>> Begin

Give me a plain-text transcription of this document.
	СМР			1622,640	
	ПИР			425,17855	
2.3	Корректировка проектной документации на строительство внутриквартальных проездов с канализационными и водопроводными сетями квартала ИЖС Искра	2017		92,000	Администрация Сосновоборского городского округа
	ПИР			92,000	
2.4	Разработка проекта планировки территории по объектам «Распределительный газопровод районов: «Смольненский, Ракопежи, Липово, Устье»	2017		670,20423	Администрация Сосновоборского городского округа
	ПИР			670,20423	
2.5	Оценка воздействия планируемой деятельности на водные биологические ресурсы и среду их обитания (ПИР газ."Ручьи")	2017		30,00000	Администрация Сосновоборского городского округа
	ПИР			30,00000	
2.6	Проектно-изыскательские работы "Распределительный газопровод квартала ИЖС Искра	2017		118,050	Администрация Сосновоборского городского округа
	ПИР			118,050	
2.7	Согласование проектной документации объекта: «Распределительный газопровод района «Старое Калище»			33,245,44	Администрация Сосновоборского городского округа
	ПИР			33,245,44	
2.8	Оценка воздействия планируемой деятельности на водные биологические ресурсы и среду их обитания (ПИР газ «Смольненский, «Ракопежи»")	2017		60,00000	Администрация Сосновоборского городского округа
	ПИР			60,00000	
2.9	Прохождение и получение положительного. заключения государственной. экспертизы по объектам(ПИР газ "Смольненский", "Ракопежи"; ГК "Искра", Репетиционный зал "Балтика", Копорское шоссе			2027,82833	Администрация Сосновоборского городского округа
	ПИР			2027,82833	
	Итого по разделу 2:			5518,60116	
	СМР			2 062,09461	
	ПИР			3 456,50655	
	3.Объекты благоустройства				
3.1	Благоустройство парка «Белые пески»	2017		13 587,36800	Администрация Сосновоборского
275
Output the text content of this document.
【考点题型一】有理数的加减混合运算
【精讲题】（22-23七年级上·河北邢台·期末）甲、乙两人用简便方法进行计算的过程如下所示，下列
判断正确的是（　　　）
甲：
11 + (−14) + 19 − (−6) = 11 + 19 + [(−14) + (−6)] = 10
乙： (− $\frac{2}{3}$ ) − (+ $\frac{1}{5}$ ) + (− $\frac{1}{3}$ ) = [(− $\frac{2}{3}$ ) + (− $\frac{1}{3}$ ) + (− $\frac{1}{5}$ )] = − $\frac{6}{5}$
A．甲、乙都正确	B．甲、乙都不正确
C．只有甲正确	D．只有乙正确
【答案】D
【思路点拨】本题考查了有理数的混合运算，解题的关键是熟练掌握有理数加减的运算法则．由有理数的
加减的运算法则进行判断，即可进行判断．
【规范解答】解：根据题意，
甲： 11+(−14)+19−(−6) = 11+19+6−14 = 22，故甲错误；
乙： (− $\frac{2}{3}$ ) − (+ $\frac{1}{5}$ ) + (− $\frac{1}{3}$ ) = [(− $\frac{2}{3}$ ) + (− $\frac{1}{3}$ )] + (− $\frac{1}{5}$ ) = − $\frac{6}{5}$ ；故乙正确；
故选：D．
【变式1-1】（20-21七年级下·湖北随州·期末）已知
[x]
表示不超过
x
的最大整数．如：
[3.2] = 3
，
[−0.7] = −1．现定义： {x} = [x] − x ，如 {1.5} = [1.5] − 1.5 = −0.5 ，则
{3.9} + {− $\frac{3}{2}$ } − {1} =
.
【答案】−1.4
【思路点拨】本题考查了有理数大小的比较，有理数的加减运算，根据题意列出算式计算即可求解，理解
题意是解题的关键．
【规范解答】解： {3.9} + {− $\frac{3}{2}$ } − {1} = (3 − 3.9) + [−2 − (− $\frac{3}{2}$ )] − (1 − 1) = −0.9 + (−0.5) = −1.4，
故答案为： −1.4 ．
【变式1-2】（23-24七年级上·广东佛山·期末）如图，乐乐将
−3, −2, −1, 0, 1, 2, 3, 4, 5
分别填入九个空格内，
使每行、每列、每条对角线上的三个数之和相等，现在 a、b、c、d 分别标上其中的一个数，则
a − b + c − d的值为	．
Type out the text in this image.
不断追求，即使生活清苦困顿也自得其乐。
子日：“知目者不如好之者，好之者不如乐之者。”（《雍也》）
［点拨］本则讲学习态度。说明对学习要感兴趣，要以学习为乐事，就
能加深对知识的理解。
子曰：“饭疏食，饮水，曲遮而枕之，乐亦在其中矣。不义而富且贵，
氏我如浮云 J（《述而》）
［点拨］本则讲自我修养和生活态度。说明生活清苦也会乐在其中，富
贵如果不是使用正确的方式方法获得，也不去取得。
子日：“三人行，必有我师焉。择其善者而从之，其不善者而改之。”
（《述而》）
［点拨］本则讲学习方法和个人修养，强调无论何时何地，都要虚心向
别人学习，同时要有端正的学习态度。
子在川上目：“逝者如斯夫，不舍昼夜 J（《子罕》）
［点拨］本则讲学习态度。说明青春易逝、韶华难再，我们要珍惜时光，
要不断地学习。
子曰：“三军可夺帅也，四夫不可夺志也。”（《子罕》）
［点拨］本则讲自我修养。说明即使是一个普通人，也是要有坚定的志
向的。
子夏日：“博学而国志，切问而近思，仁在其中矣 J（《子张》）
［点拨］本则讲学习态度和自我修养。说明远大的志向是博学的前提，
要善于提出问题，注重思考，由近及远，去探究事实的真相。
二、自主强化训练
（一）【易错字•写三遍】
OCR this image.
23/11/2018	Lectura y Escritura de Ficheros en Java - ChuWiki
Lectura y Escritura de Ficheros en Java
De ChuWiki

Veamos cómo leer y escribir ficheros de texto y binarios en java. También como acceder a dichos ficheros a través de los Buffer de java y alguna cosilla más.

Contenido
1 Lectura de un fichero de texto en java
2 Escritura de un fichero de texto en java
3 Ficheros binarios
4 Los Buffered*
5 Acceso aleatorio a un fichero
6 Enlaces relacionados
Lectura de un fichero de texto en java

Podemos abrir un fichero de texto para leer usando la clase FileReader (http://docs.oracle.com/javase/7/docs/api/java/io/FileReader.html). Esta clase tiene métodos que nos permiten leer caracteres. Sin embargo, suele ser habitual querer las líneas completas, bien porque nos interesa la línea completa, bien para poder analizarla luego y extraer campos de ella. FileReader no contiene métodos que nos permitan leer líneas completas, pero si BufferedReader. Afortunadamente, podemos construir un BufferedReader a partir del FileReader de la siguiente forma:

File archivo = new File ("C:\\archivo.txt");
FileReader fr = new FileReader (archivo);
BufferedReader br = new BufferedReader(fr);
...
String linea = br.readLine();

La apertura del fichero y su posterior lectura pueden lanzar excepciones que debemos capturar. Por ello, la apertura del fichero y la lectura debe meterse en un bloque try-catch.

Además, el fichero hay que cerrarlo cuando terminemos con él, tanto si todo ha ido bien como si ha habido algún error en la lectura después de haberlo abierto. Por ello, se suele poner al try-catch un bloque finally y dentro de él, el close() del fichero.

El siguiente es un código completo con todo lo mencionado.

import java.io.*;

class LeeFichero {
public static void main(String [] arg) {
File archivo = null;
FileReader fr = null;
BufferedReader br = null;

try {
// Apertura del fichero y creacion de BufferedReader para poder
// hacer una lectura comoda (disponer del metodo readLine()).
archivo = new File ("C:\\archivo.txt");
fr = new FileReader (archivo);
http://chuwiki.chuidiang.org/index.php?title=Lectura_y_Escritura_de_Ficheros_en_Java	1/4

>> End

What the task asks :: Give the entries once more, exactly as they appear.

Completed exercise ::
Give me a plain-text transcription of this document.
	СМР			1622,640	
	ПИР			425,17855	
2.3	Корректировка проектной документации на строительство внутриквартальных проездов с канализационными и водопроводными сетями квартала ИЖС Искра	2017		92,000	Администрация Сосновоборского городского округа
	ПИР			92,000	
2.4	Разработка проекта планировки территории по объектам «Распределительный газопровод районов: «Смольненский, Ракопежи, Липово, Устье»	2017		670,20423	Администрация Сосновоборского городского округа
	ПИР			670,20423	
2.5	Оценка воздействия планируемой деятельности на водные биологические ресурсы и среду их обитания (ПИР газ."Ручьи")	2017		30,00000	Администрация Сосновоборского городского округа
	ПИР			30,00000	
2.6	Проектно-изыскательские работы "Распределительный газопровод квартала ИЖС Искра	2017		118,050	Администрация Сосновоборского городского округа
	ПИР			118,050	
2.7	Согласование проектной документации объекта: «Распределительный газопровод района «Старое Калище»			33,245,44	Администрация Сосновоборского городского округа
	ПИР			33,245,44	
2.8	Оценка воздействия планируемой деятельности на водные биологические ресурсы и среду их обитания (ПИР газ «Смольненский, «Ракопежи»")	2017		60,00000	Администрация Сосновоборского городского округа
	ПИР			60,00000	
2.9	Прохождение и получение положительного. заключения государственной. экспертизы по объектам(ПИР газ "Смольненский", "Ракопежи"; ГК "Искра", Репетиционный зал "Балтика", Копорское шоссе			2027,82833	Администрация Сосновоборского городского округа
	ПИР			2027,82833	
	Итого по разделу 2:			5518,60116	
	СМР			2 062,09461	
	ПИР			3 456,50655	
	3.Объекты благоустройства				
3.1	Благоустройство парка «Белые пески»	2017		13 587,36800	Администрация Сосновоборского
275
Output the text content of this document.
【考点题型一】有理数的加减混合运算
【精讲题】（22-23七年级上·河北邢台·期末）甲、乙两人用简便方法进行计算的过程如下所示，下列
判断正确的是（　　　）
甲：
11 + (−14) + 19 − (−6) = 11 + 19 + [(−14) + (−6)] = 10
乙： (− $\frac{2}{3}$ ) − (+ $\frac{1}{5}$ ) + (− $\frac{1}{3}$ ) = [(− $\frac{2}{3}$ ) + (− $\frac{1}{3}$ ) + (− $\frac{1}{5}$ )] = − $\frac{6}{5}$
A．甲、乙都正确	B．甲、乙都不正确
C．只有甲正确	D．只有乙正确
【答案】D
【思路点拨】本题考查了有理数的混合运算，解题的关键是熟练掌握有理数加减的运算法则．由有理数的
加减的运算法则进行判断，即可进行判断．
【规范解答】解：根据题意，
甲： 11+(−14)+19−(−6) = 11+19+6−14 = 22，故甲错误；
乙： (− $\frac{2}{3}$ ) − (+ $\frac{1}{5}$ ) + (− $\frac{1}{3}$ ) = [(− $\frac{2}{3}$ ) + (− $\frac{1}{3}$ )] + (− $\frac{1}{5}$ ) = − $\frac{6}{5}$ ；故乙正确；
故选：D．
【变式1-1】（20-21七年级下·湖北随州·期末）已知
[x]
表示不超过
x
的最大整数．如：
[3.2] = 3
，
[−0.7] = −1．现定义： {x} = [x] − x ，如 {1.5} = [1.5] − 1.5 = −0.5 ，则
{3.9} + {− $\frac{3}{2}$ } − {1} =
.
【答案】−1.4
【思路点拨】本题考查了有理数大小的比较，有理数的加减运算，根据题意列出算式计算即可求解，理解
题意是解题的关键．
【规范解答】解： {3.9} + {− $\frac{3}{2}$ } − {1} = (3 − 3.9) + [−2 − (− $\frac{3}{2}$ )] − (1 − 1) = −0.9 + (−0.5) = −1.4，
故答案为： −1.4 ．
【变式1-2】（23-24七年级上·广东佛山·期末）如图，乐乐将
−3, −2, −1, 0, 1, 2, 3, 4, 5
分别填入九个空格内，
使每行、每列、每条对角线上的三个数之和相等，现在 a、b、c、d 分别标上其中的一个数，则
a − b + c − d的值为	．
Type out the text in this image.
不断追求，即使生活清苦困顿也自得其乐。
子日：“知目者不如好之者，好之者不如乐之者。”（《雍也》）
［点拨］本则讲学习态度。说明对学习要感兴趣，要以学习为乐事，就
能加深对知识的理解。
子曰：“饭疏食，饮水，曲遮而枕之，乐亦在其中矣。不义而富且贵，
氏我如浮云 J（《述而》）
［点拨］本则讲自我修养和生活态度。说明生活清苦也会乐在其中，富
贵如果不是使用正确的方式方法获得，也不去取得。
子日：“三人行，必有我师焉。择其善者而从之，其不善者而改之。”
（《述而》）
［点拨］本则讲学习方法和个人修养，强调无论何时何地，都要虚心向
别人学习，同时要有端正的学习态度。
子在川上目：“逝者如斯夫，不舍昼夜 J（《子罕》）
［点拨］本则讲学习态度。说明青春易逝、韶华难再，我们要珍惜时光，
要不断地学习。
子曰：“三军可夺帅也，四夫不可夺志也。”（《子罕》）
［点拨］本则讲自我修养。说明即使是一个普通人，也是要有坚定的志
向的。
子夏日：“博学而国志，切问而近思，仁在其中矣 J（《子张》）
［点拨］本则讲学习态度和自我修养。说明远大的志向是博学的前提，
要善于提出问题，注重思考，由近及远，去探究事实的真相。
二、自主强化训练
（一）【易错字•写三遍】
OCR this image.
23/11/2018	Lectura y Escritura de Ficheros en Java - ChuWiki
Lectura y Escritura de Ficheros en Java
De ChuWiki

Veamos cómo leer y escribir ficheros de texto y binarios en java. También como acceder a dichos ficheros a través de los Buffer de java y alguna cosilla más.

Contenido
1 Lectura de un fichero de texto en java
2 Escritura de un fichero de texto en java
3 Ficheros binarios
4 Los Buffered*
5 Acceso aleatorio a un fichero
6 Enlaces relacionados
Lectura de un fichero de texto en java

Podemos abrir un fichero de texto para leer usando la clase FileReader (http://docs.oracle.com/javase/7/docs/api/java/io/FileReader.html). Esta clase tiene métodos que nos permiten leer caracteres. Sin embargo, suele ser habitual querer las líneas completas, bien porque nos interesa la línea completa, bien para poder analizarla luego y extraer campos de ella. FileReader no contiene métodos que nos permitan leer líneas completas, pero si BufferedReader. Afortunadamente, podemos construir un BufferedReader a partir del FileReader de la siguiente forma:

File archivo = new File ("C:\\archivo.txt");
FileReader fr = new FileReader (archivo);
BufferedReader br = new BufferedReader(fr);
...
String linea = br.readLine();

La apertura del fichero y su posterior lectura pueden lanzar excepciones que debemos capturar. Por ello, la apertura del fichero y la lectura debe meterse en un bloque try-catch.

Además, el fichero hay que cerrarlo cuando terminemos con él, tanto si todo ha ido bien como si ha habido algún error en la lectura después de haberlo abierto. Por ello, se suele poner al try-catch un bloque finally y dentro de él, el close() del fichero.

El siguiente es un código completo con todo lo mencionado.

import java.io.*;

class LeeFichero {
public static void main(String [] arg) {
File archivo = null;
FileReader fr = null;
BufferedReader br = null;

try {
// Apertura del fichero y creacion de BufferedReader para poder
// hacer una lectura comoda (disponer del metodo readLine()).
archivo = new File ("C:\\archivo.txt");
fr = new FileReader (archivo);
http://chuwiki.chuidiang.org/index.php?title=Lectura_y_Escritura_de_Ficheros_en_Java	1/4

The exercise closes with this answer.